(The problem): Your task is to copy the material exactly.

--- Given records ---

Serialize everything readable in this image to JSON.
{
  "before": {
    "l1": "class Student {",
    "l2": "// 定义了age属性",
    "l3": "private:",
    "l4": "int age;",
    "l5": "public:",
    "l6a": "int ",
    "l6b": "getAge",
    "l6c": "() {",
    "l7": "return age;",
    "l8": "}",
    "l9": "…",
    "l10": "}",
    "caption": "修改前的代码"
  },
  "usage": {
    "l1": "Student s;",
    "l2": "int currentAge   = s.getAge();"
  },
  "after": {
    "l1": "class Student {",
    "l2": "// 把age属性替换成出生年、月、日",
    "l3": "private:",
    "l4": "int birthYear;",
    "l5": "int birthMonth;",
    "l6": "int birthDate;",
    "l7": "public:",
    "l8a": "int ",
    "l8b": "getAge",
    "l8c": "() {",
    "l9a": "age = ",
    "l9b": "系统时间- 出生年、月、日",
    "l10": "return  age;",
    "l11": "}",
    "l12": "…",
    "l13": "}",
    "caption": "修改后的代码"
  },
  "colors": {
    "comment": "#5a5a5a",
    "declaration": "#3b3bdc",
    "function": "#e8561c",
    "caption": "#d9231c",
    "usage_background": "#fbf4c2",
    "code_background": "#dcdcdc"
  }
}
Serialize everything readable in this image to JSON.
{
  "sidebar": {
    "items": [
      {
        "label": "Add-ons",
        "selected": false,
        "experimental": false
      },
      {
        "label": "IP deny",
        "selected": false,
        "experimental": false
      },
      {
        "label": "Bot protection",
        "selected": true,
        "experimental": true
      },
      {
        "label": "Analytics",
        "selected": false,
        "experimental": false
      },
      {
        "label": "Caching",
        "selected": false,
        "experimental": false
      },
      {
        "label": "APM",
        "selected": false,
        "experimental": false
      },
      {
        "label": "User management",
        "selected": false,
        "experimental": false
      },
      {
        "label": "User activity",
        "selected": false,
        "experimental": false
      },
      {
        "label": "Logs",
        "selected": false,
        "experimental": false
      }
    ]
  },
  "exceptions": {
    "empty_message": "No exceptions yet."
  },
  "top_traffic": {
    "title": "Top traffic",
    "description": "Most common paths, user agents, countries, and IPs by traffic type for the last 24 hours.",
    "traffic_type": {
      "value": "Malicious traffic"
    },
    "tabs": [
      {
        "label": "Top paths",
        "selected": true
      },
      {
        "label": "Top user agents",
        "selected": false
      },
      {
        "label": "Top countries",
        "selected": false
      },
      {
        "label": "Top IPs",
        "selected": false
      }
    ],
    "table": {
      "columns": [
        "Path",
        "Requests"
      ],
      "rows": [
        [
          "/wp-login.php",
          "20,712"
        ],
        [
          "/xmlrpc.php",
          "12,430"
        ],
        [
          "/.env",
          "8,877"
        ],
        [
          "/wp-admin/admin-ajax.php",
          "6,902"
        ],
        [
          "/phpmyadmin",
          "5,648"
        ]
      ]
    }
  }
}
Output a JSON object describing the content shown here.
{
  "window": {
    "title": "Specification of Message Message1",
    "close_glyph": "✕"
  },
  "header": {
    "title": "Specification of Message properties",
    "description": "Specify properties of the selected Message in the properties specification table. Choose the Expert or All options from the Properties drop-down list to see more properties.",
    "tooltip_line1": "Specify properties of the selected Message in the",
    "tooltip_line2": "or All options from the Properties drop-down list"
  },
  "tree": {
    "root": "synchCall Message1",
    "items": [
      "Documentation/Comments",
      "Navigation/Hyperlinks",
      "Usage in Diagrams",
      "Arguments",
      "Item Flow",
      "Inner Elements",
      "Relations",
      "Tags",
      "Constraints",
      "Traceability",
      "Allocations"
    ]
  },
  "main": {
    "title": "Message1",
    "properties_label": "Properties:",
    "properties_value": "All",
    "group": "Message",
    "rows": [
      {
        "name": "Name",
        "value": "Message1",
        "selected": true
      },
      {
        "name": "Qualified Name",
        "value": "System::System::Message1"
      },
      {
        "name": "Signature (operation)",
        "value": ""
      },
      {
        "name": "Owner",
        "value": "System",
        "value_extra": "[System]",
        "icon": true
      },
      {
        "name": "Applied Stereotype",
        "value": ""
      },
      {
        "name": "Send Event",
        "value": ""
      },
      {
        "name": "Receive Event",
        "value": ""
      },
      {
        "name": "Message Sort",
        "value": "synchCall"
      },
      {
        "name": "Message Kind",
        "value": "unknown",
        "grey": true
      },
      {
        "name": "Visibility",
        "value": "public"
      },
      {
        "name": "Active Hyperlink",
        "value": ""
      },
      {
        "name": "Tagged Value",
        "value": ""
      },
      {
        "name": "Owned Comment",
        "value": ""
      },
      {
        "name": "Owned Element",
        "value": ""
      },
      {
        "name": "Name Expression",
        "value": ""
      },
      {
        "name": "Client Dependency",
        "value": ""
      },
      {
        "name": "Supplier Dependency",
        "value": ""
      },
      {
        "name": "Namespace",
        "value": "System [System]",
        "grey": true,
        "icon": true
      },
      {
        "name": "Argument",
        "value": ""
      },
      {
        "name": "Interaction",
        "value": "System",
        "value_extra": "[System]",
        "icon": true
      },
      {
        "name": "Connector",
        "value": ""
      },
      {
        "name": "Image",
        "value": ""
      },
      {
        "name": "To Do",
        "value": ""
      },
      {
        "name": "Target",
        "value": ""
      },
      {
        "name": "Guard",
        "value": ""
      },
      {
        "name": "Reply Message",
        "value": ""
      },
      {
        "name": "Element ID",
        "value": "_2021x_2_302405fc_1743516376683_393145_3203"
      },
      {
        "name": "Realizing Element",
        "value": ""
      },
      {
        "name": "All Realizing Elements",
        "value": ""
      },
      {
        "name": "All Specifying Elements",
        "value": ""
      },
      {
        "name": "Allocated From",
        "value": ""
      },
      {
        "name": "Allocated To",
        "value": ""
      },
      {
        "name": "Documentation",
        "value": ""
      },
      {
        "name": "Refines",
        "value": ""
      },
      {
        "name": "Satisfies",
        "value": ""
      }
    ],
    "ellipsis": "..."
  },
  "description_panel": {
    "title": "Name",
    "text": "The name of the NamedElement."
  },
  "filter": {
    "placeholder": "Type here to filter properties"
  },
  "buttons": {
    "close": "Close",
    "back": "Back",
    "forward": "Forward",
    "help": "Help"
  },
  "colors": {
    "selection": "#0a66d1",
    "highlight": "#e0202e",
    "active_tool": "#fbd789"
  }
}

---

(Result):
Serialize everything readable in this image to JSON.
{
  "before": {
    "l1": "class Student {",
    "l2": "// 定义了age属性",
    "l3": "private:",
    "l4": "int age;",
    "l5": "public:",
    "l6a": "int ",
    "l6b": "getAge",
    "l6c": "() {",
    "l7": "return age;",
    "l8": "}",
    "l9": "…",
    "l10": "}",
    "caption": "修改前的代码"
  },
  "usage": {
    "l1": "Student s;",
    "l2": "int currentAge   = s.getAge();"
  },
  "after": {
    "l1": "class Student {",
    "l2": "// 把age属性替换成出生年、月、日",
    "l3": "private:",
    "l4": "int birthYear;",
    "l5": "int birthMonth;",
    "l6": "int birthDate;",
    "l7": "public:",
    "l8a": "int ",
    "l8b": "getAge",
    "l8c": "() {",
    "l9a": "age = ",
    "l9b": "系统时间- 出生年、月、日",
    "l10": "return  age;",
    "l11": "}",
    "l12": "…",
    "l13": "}",
    "caption": "修改后的代码"
  },
  "colors": {
    "comment": "#5a5a5a",
    "declaration": "#3b3bdc",
    "function": "#e8561c",
    "caption": "#d9231c",
    "usage_background": "#fbf4c2",
    "code_background": "#dcdcdc"
  }
}
Serialize everything readable in this image to JSON.
{
  "sidebar": {
    "items": [
      {
        "label": "Add-ons",
        "selected": false,
        "experimental": false
      },
      {
        "label": "IP deny",
        "selected": false,
        "experimental": false
      },
      {
        "label": "Bot protection",
        "selected": true,
        "experimental": true
      },
      {
        "label": "Analytics",
        "selected": false,
        "experimental": false
      },
      {
        "label": "Caching",
        "selected": false,
        "experimental": false
      },
      {
        "label": "APM",
        "selected": false,
        "experimental": false
      },
      {
        "label": "User management",
        "selected": false,
        "experimental": false
      },
      {
        "label": "User activity",
        "selected": false,
        "experimental": false
      },
      {
        "label": "Logs",
        "selected": false,
        "experimental": false
      }
    ]
  },
  "exceptions": {
    "empty_message": "No exceptions yet."
  },
  "top_traffic": {
    "title": "Top traffic",
    "description": "Most common paths, user agents, countries, and IPs by traffic type for the last 24 hours.",
    "traffic_type": {
      "value": "Malicious traffic"
    },
    "tabs": [
      {
        "label": "Top paths",
        "selected": true
      },
      {
        "label": "Top user agents",
        "selected": false
      },
      {
        "label": "Top countries",
        "selected": false
      },
      {
        "label": "Top IPs",
        "selected": false
      }
    ],
    "table": {
      "columns": [
        "Path",
        "Requests"
      ],
      "rows": [
        [
          "/wp-login.php",
          "20,712"
        ],
        [
          "/xmlrpc.php",
          "12,430"
        ],
        [
          "/.env",
          "8,877"
        ],
        [
          "/wp-admin/admin-ajax.php",
          "6,902"
        ],
        [
          "/phpmyadmin",
          "5,648"
        ]
      ]
    }
  }
}
Output a JSON object describing the content shown here.
{
  "window": {
    "title": "Specification of Message Message1",
    "close_glyph": "✕"
  },
  "header": {
    "title": "Specification of Message properties",
    "description": "Specify properties of the selected Message in the properties specification table. Choose the Expert or All options from the Properties drop-down list to see more properties.",
    "tooltip_line1": "Specify properties of the selected Message in the",
    "tooltip_line2": "or All options from the Properties drop-down list"
  },
  "tree": {
    "root": "synchCall Message1",
    "items": [
      "Documentation/Comments",
      "Navigation/Hyperlinks",
      "Usage in Diagrams",
      "Arguments",
      "Item Flow",
      "Inner Elements",
      "Relations",
      "Tags",
      "Constraints",
      "Traceability",
      "Allocations"
    ]
  },
  "main": {
    "title": "Message1",
    "properties_label": "Properties:",
    "properties_value": "All",
    "group": "Message",
    "rows": [
      {
        "name": "Name",
        "value": "Message1",
        "selected": true
      },
      {
        "name": "Qualified Name",
        "value": "System::System::Message1"
      },
      {
        "name": "Signature (operation)",
        "value": ""
      },
      {
        "name": "Owner",
        "value": "System",
        "value_extra": "[System]",
        "icon": true
      },
      {
        "name": "Applied Stereotype",
        "value": ""
      },
      {
        "name": "Send Event",
        "value": ""
      },
      {
        "name": "Receive Event",
        "value": ""
      },
      {
        "name": "Message Sort",
        "value": "synchCall"
      },
      {
        "name": "Message Kind",
        "value": "unknown",
        "grey": true
      },
      {
        "name": "Visibility",
        "value": "public"
      },
      {
        "name": "Active Hyperlink",
        "value": ""
      },
      {
        "name": "Tagged Value",
        "value": ""
      },
      {
        "name": "Owned Comment",
        "value": ""
      },
      {
        "name": "Owned Element",
        "value": ""
      },
      {
        "name": "Name Expression",
        "value": ""
      },
      {
        "name": "Client Dependency",
        "value": ""
      },
      {
        "name": "Supplier Dependency",
        "value": ""
      },
      {
        "name": "Namespace",
        "value": "System [System]",
        "grey": true,
        "icon": true
      },
      {
        "name": "Argument",
        "value": ""
      },
      {
        "name": "Interaction",
        "value": "System",
        "value_extra": "[System]",
        "icon": true
      },
      {
        "name": "Connector",
        "value": ""
      },
      {
        "name": "Image",
        "value": ""
      },
      {
        "name": "To Do",
        "value": ""
      },
      {
        "name": "Target",
        "value": ""
      },
      {
        "name": "Guard",
        "value": ""
      },
      {
        "name": "Reply Message",
        "value": ""
      },
      {
        "name": "Element ID",
        "value": "_2021x_2_302405fc_1743516376683_393145_3203"
      },
      {
        "name": "Realizing Element",
        "value": ""
      },
      {
        "name": "All Realizing Elements",
        "value": ""
      },
      {
        "name": "All Specifying Elements",
        "value": ""
      },
      {
        "name": "Allocated From",
        "value": ""
      },
      {
        "name": "Allocated To",
        "value": ""
      },
      {
        "name": "Documentation",
        "value": ""
      },
      {
        "name": "Refines",
        "value": ""
      },
      {
        "name": "Satisfies",
        "value": ""
      }
    ],
    "ellipsis": "..."
  },
  "description_panel": {
    "title": "Name",
    "text": "The name of the NamedElement."
  },
  "filter": {
    "placeholder": "Type here to filter properties"
  },
  "buttons": {
    "close": "Close",
    "back": "Back",
    "forward": "Forward",
    "help": "Help"
  },
  "colors": {
    "selection": "#0a66d1",
    "highlight": "#e0202e",
    "active_tool": "#fbd789"
  }
}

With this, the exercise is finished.